◆ Set of tasks
1. In the article on the Adidas and Puma rivalry, what name did Rudi Dassler first give his own firm before changing it to Puma?
2. Quote the article on the Adidas and Puma rivalry from "Another story recounts" to "international sportswear market.".

◆ Supplied passage
Employees of Adidas and Puma have played a friendly football match.
Employees of Adidas and Puma have played a friendly football match.

Brands of battling brothers



Loyalty to a sports team can often be the cause of deep seated rivalries, but a football match between Puma and Adidas hoped to do just the opposite. Organised by the Peace One Day non-profit organisation, the game intended to ease tensions between the companies that go back over 60 years when a feud in the Dassler family split not only it, but also the Bavarian town of Herzogenaurach, where the family and two sportswear manufacturers originate.

The sons of a shoemaker, Adolf (Adi) and Rudolf (Rudi) Dassler practised the trade together, making sports shoes in their family home in the 1920s. Together they formed the Dassler Brothers Shoe Factory, a successful company until the relationship between the brothers disintegrated. Different stories have attempted to explain the rift. According to one version, during an air raid Rudi yelled that the pigs were coming, ostensibly referring to attackers, but because Adi and his family were entering the shelter as the words were uttered, this insult was interpreted as personal and was never forgiven.

Another story recounts that while both brothers served in the German army during the Second World War, Rudi's stronger connection with the Nazis was what tore the brothers apart. Whatever it was, the acrimony between them would remain unresolved even at the time of Rudi's death in 1974 (Adi died four years later). During the war, Rudi was captured by US forces, accused of working for the SS, and held as a prisoner of war until 1948. Upon returning to Herzogenaurach, Rudi had been shut out of the Adidas company his brother had launched in his absence. His response was to start his own firm, initially calling it Ruda (the first two letters of his first and last names), later changing it to Puma. Since then the two companies have fought bitterly to out-compete each other for the international sportswear market.

The Brazilian football star Pele was paid $120,000 (Dh44,000) to wear Puma shoes during the 1970 World Cup Finals, which his team subsequently won. The deal with Puma involved him bending down to tie the laces just before a free kick, just so the camera could go close up on the Puma logo. Adi, at one point, hired a local fishmonger who was also an Adidas fan, to paint the company's logo on his stand, which happened to sit right outside Rudi's office window. Adi also claimed the title "best sports shoe manufacturer in the world", which was challenged and ultimately beaten by Rudi in court.

In addition to fracturing the Dassler family, the internecine rivalry spilt out into the rest of the town, which is coincidentally divided in two by the Aurach river - one side identifying with Adidas, the other with Puma. The two biggest economic machines in Herzogenaurach, the Adidas and Puma factories respectively employed the majority of its inhabitants. Because discounts were awarded to company workers, many of the townspeople were, for a while, visibly identifiable as either Adidas or Puma employees.

◆ Information supplied
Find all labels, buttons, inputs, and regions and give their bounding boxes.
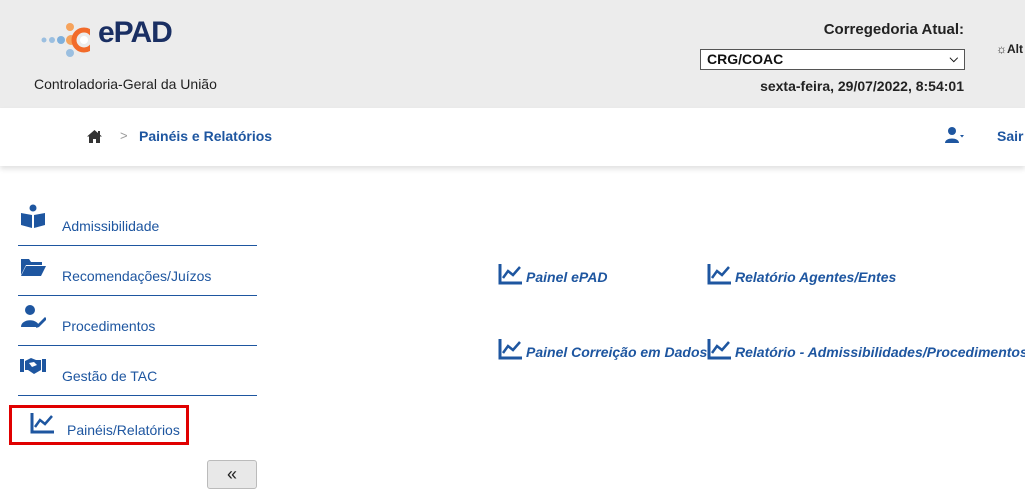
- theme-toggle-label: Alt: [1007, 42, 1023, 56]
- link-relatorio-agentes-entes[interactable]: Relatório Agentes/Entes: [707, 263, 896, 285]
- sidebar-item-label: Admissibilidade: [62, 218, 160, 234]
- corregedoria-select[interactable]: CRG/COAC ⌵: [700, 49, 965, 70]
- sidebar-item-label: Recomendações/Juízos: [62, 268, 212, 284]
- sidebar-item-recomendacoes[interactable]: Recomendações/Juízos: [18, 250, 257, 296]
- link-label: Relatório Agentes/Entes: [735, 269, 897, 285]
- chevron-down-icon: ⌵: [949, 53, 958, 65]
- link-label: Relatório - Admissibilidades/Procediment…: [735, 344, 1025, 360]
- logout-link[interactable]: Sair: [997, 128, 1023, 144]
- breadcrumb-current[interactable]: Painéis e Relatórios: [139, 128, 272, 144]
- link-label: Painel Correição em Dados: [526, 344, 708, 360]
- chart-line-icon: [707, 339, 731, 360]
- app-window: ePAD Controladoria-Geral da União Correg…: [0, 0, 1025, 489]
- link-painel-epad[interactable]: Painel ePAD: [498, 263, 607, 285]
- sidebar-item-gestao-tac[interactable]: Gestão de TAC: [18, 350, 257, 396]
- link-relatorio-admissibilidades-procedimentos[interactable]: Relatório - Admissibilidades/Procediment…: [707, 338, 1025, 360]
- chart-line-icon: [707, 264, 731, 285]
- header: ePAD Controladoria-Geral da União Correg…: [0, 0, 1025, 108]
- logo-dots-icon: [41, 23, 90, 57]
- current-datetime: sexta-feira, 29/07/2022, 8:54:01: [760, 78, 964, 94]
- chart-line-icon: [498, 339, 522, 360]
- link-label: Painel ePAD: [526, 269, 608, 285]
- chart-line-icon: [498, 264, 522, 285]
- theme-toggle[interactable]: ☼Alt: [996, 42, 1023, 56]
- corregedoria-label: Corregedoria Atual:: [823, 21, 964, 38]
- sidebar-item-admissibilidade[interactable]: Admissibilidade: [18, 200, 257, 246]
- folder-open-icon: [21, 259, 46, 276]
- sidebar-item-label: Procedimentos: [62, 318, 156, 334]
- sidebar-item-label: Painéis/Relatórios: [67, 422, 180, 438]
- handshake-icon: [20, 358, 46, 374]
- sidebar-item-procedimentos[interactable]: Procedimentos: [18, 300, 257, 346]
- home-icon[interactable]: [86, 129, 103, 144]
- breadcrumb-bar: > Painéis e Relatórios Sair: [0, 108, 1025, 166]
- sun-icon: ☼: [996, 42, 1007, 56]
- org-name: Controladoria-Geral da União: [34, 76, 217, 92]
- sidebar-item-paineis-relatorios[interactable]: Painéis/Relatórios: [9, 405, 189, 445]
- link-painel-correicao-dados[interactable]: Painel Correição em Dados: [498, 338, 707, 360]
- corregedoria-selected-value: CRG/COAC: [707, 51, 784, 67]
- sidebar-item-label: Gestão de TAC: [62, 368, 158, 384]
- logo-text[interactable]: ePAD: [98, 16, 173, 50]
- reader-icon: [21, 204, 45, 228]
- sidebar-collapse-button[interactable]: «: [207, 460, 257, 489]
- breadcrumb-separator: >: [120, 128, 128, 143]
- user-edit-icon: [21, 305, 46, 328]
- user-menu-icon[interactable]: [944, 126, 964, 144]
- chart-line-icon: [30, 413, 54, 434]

...

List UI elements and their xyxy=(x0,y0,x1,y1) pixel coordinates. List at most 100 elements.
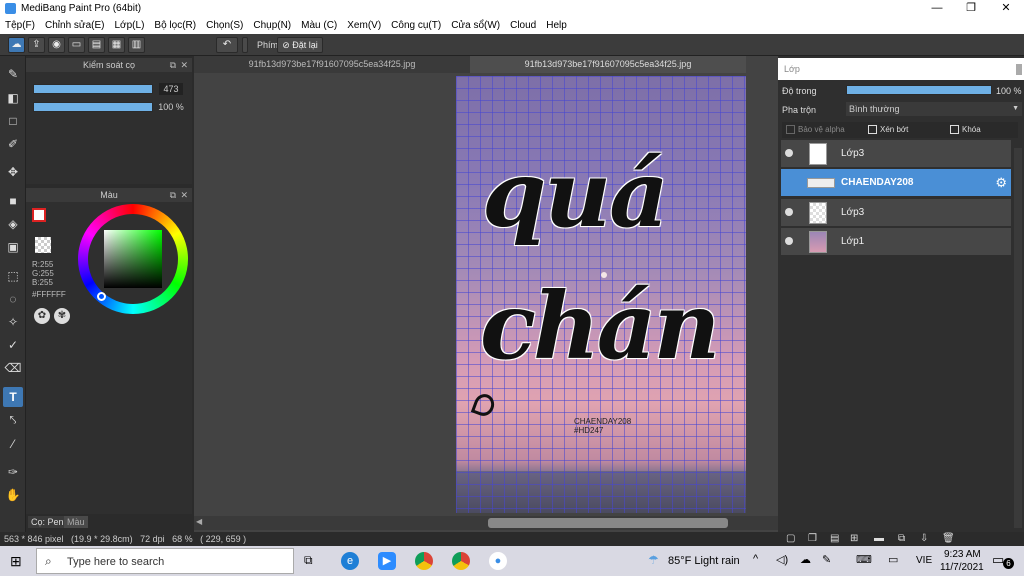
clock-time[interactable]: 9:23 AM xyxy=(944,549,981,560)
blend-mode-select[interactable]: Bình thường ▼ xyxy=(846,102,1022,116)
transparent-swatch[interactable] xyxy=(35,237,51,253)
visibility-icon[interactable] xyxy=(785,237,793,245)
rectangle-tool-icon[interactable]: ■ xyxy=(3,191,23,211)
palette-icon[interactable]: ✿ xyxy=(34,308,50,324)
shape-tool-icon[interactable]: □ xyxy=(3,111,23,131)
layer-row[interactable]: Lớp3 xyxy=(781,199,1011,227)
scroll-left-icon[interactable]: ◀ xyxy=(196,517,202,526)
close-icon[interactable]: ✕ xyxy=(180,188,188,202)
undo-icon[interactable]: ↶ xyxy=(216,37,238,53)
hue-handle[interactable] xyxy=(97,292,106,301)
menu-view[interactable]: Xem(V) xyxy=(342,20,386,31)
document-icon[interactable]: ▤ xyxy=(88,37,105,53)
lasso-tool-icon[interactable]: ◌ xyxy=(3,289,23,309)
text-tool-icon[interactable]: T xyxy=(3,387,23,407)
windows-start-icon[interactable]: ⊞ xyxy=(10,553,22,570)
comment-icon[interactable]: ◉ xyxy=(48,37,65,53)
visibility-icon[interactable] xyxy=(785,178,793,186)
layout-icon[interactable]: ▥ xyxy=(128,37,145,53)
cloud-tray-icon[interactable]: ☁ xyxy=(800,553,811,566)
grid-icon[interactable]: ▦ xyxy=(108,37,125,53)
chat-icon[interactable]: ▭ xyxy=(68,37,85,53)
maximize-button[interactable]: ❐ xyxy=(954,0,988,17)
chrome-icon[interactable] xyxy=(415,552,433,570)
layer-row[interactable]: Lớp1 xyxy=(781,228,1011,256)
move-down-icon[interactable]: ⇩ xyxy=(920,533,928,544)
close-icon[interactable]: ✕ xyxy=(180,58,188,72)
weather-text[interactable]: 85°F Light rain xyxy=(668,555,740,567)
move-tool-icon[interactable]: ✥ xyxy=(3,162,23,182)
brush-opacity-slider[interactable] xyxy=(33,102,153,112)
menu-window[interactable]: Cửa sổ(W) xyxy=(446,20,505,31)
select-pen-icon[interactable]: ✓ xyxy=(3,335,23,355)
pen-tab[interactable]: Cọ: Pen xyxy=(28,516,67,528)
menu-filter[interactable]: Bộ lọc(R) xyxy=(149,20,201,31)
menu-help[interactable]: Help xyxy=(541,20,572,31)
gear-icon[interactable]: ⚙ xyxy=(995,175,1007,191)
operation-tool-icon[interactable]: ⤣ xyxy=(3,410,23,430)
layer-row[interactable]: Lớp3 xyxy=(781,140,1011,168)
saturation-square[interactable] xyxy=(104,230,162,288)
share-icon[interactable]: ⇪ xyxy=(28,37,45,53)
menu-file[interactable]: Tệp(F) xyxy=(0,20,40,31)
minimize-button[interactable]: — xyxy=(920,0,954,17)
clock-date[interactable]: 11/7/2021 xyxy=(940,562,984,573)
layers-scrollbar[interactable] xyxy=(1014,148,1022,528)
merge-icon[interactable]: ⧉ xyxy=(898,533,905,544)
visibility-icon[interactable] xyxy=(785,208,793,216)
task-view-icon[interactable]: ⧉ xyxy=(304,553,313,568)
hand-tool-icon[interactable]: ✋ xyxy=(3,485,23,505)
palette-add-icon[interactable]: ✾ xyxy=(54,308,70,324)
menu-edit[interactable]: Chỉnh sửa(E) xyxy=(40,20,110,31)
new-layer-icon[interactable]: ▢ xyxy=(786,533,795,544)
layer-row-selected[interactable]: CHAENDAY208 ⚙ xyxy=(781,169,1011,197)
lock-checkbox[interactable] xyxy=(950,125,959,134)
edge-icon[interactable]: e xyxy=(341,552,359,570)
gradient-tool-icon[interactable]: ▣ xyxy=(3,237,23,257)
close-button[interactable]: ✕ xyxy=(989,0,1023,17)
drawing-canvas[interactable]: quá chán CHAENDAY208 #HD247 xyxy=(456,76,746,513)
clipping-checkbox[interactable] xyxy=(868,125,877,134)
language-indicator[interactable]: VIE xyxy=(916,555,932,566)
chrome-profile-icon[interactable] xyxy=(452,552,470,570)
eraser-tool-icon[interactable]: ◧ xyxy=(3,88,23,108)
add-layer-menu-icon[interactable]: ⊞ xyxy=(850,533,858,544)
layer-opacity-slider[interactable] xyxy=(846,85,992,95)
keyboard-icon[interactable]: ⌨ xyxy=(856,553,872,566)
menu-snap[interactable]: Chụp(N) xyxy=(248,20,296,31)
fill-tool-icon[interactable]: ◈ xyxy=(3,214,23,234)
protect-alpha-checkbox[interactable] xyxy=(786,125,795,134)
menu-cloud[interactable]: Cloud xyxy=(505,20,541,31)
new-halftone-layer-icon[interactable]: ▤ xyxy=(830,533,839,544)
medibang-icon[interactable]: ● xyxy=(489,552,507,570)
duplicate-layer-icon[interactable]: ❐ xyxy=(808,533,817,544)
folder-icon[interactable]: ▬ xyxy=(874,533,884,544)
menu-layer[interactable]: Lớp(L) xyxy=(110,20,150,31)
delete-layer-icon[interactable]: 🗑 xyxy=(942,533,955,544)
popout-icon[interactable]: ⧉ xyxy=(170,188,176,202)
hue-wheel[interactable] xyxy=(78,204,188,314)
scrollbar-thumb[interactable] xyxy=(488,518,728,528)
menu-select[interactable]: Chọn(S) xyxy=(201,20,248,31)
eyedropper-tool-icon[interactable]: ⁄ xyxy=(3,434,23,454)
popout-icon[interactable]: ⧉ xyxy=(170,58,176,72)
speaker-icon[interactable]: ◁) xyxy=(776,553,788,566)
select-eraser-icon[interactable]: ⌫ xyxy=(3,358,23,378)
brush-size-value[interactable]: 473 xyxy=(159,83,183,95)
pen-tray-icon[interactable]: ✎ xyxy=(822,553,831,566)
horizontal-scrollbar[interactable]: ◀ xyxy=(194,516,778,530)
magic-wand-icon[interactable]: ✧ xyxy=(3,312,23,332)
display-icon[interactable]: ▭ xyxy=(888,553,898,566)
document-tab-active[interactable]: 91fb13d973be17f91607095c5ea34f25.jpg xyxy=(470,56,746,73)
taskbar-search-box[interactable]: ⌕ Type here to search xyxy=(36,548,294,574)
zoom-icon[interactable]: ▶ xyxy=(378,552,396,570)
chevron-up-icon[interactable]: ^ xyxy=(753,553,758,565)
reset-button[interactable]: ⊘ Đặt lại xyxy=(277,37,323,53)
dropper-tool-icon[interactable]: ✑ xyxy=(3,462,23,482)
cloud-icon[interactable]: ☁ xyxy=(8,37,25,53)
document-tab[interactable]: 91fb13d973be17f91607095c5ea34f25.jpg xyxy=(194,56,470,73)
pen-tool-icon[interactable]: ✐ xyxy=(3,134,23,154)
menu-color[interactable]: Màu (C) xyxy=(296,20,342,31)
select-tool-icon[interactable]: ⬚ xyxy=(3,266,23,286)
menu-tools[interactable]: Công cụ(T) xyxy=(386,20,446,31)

◆ Written answers
1. Ruda

2.
Another story recounts that while both brothers served in the German army during the Second World War, Rudi's stronger connection with the Nazis was what tore the brothers apart. Whatever it was, the acrimony between them would remain unresolved even at the time of Rudi's death in 1974 (Adi died four years later). During the war, Rudi was captured by US forces, accused of working for the SS, and held as a prisoner of war until 1948. Upon returning to Herzogenaurach, Rudi had been shut out of the Adidas company his brother had launched in his absence. His response was to start his own firm, initially calling it Ruda (the first two letters of his first and last names), later changing it to Puma. Since then the two companies have fought bitterly to out-compete each other for the international sportswear market.